Entries from a dataset
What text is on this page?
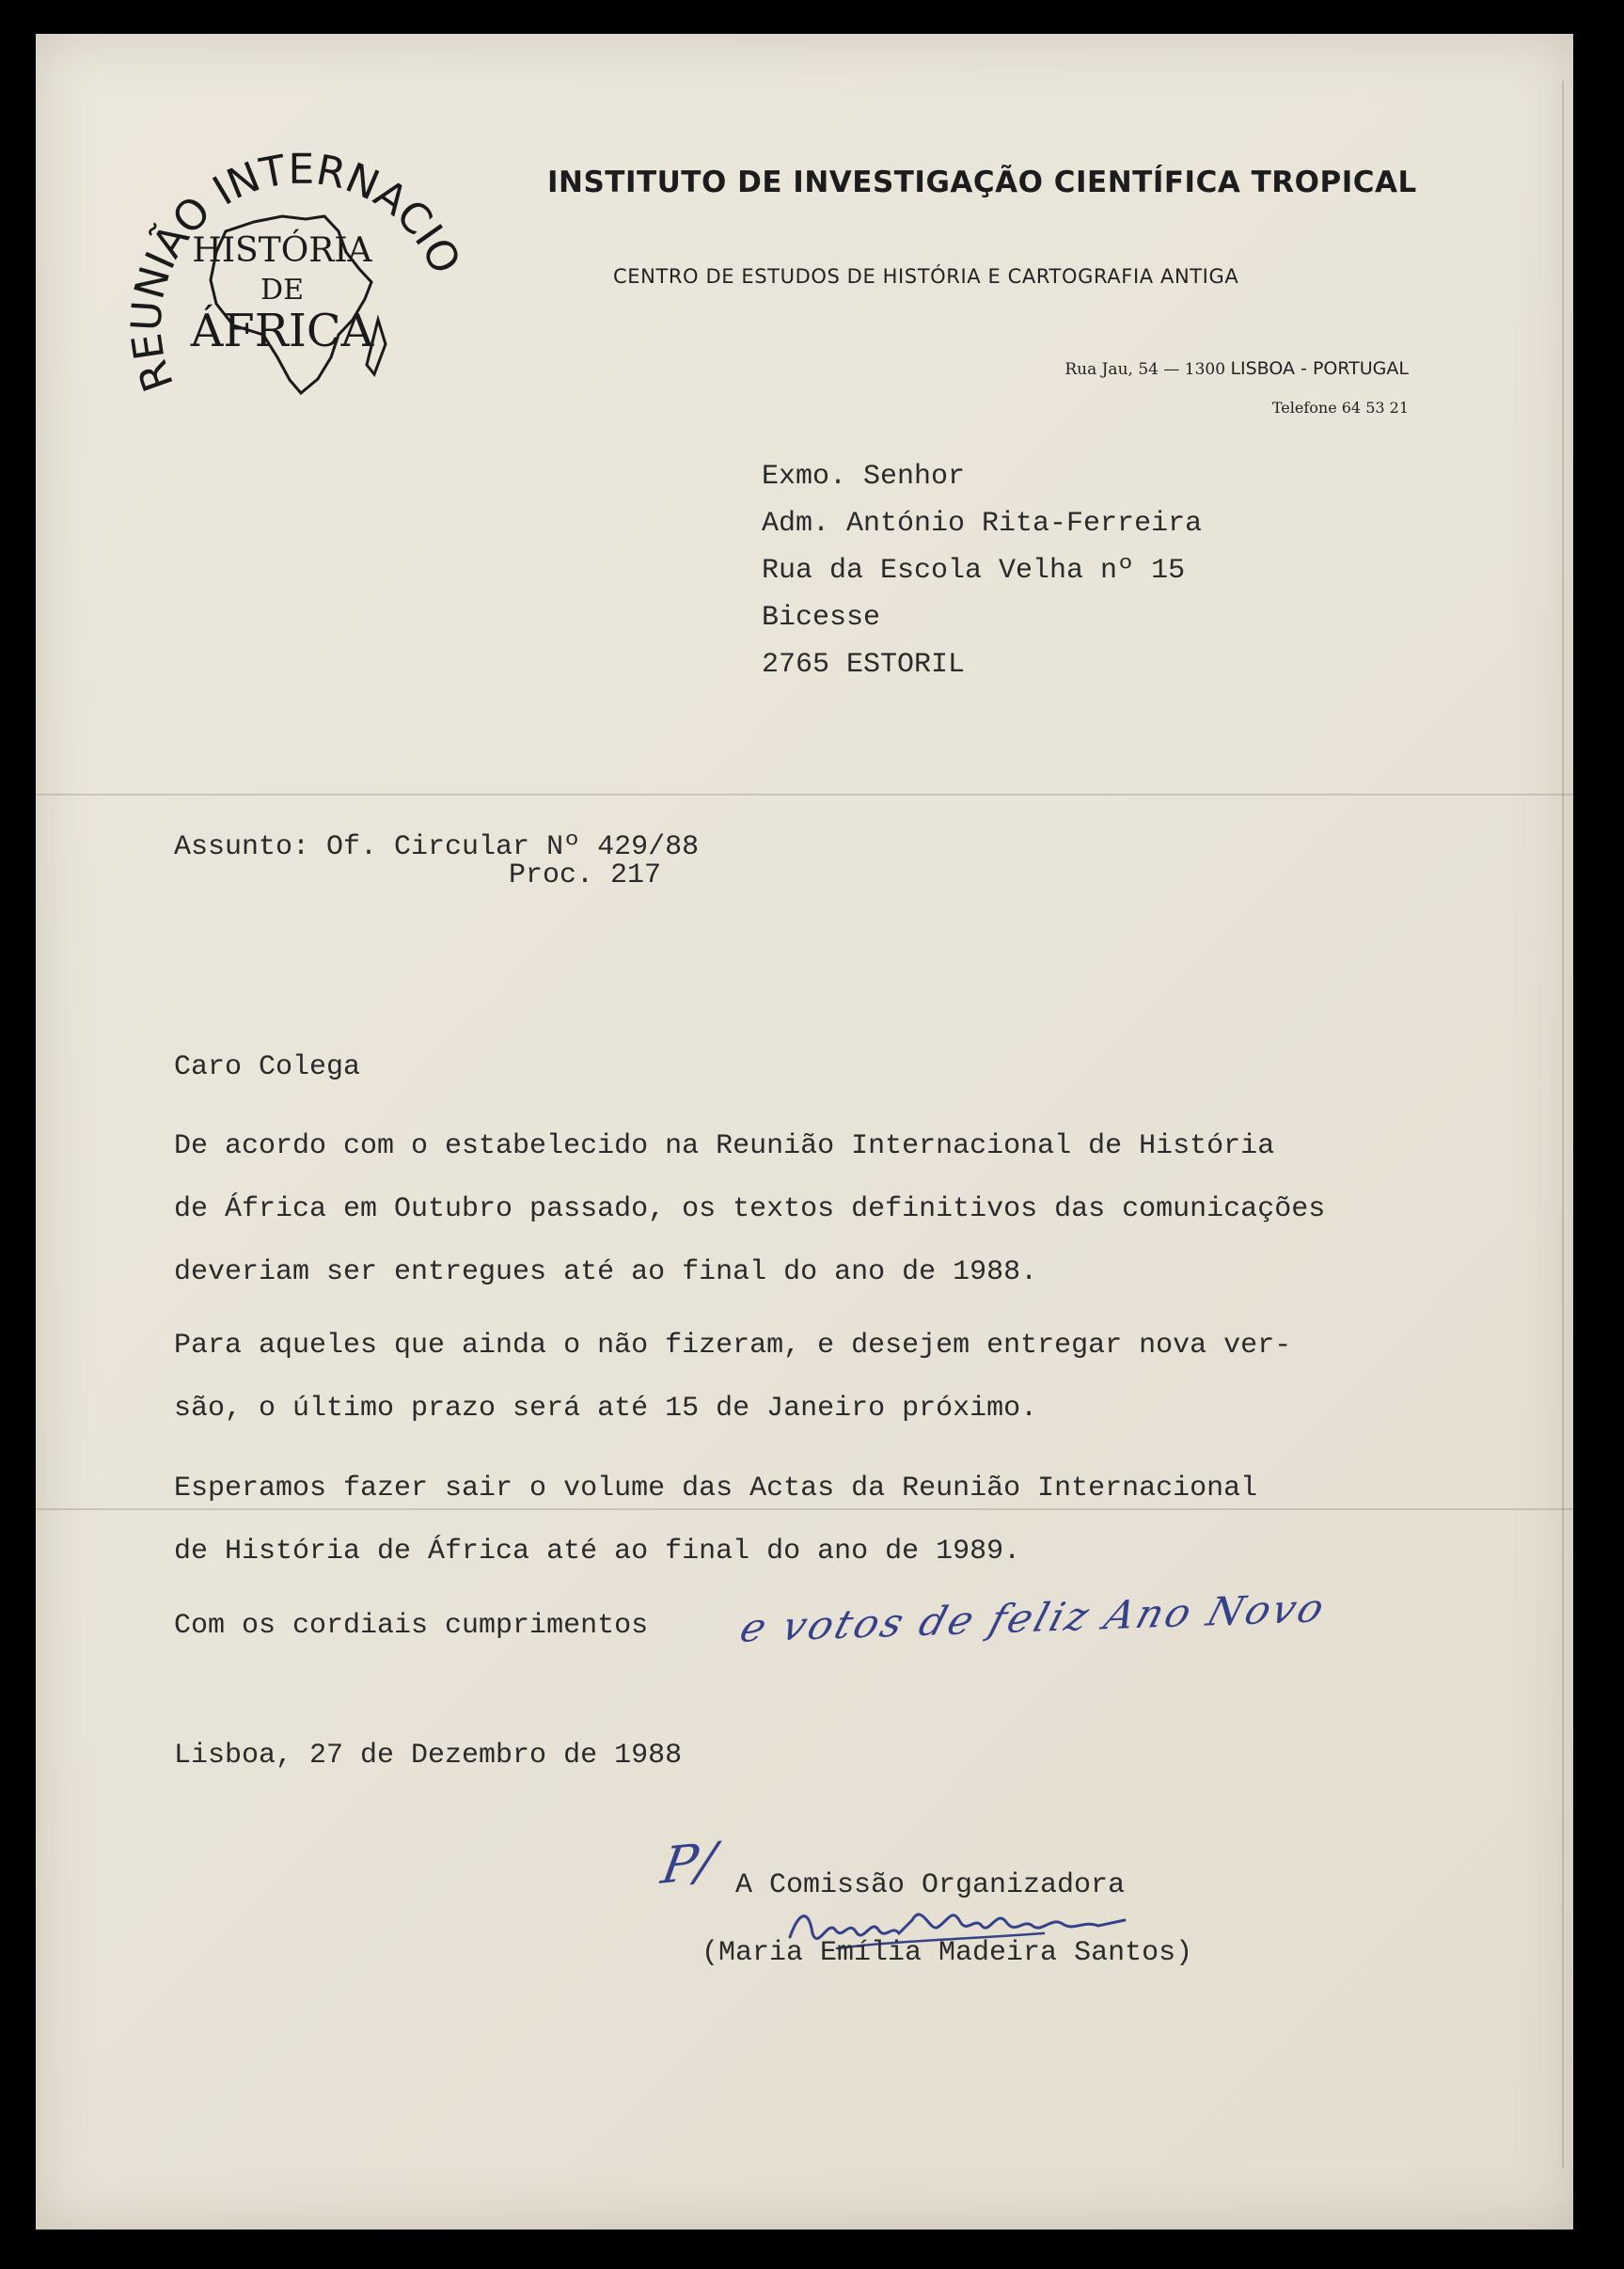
REUNIÃO INTERNACIO
HISTÓRIA
DE
ÁFRICA
INSTITUTO DE INVESTIGAÇÃO CIENTÍFICA TROPICAL
CENTRO DE ESTUDOS DE HISTÓRIA E CARTOGRAFIA ANTIGA
Rua Jau, 54 — 1300 LISBOA - PORTUGAL
Telefone 64 53 21
Exmo. Senhor
Adm. António Rita-Ferreira
Rua da Escola Velha nº 15
Bicesse
2765 ESTORIL
Assunto: Of. Circular Nº 429/88
Proc. 217
Caro Colega
De acordo com o estabelecido na Reunião Internacional de História
de África em Outubro passado, os textos definitivos das comunicações
deveriam ser entregues até ao final do ano de 1988.
Para aqueles que ainda o não fizeram, e desejem entregar nova ver-
são, o último prazo será até 15 de Janeiro próximo.
Esperamos fazer sair o volume das Actas da Reunião Internacional
de História de África até ao final do ano de 1989.
Com os cordiais cumprimentos e votos de feliz Ano Novo
Lisboa, 27 de Dezembro de 1988
P/ A Comissão Organizadora
(Maria Emília Madeira Santos)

EXERCISE DESCRIPTION
Reproduce all entries without any change, and omit the pictures.

EXERCISE OUTPUT
What text is on this page?
REUNIÃO INTERNACIO
HISTÓRIA
DE
ÁFRICA
INSTITUTO DE INVESTIGAÇÃO CIENTÍFICA TROPICAL
CENTRO DE ESTUDOS DE HISTÓRIA E CARTOGRAFIA ANTIGA
Rua Jau, 54 — 1300 LISBOA - PORTUGAL
Telefone 64 53 21
Exmo. Senhor
Adm. António Rita-Ferreira
Rua da Escola Velha nº 15
Bicesse
2765 ESTORIL
Assunto: Of. Circular Nº 429/88
Proc. 217
Caro Colega
De acordo com o estabelecido na Reunião Internacional de História
de África em Outubro passado, os textos definitivos das comunicações
deveriam ser entregues até ao final do ano de 1988.
Para aqueles que ainda o não fizeram, e desejem entregar nova ver-
são, o último prazo será até 15 de Janeiro próximo.
Esperamos fazer sair o volume das Actas da Reunião Internacional
de História de África até ao final do ano de 1989.
Com os cordiais cumprimentos e votos de feliz Ano Novo
Lisboa, 27 de Dezembro de 1988
P/ A Comissão Organizadora
(Maria Emília Madeira Santos)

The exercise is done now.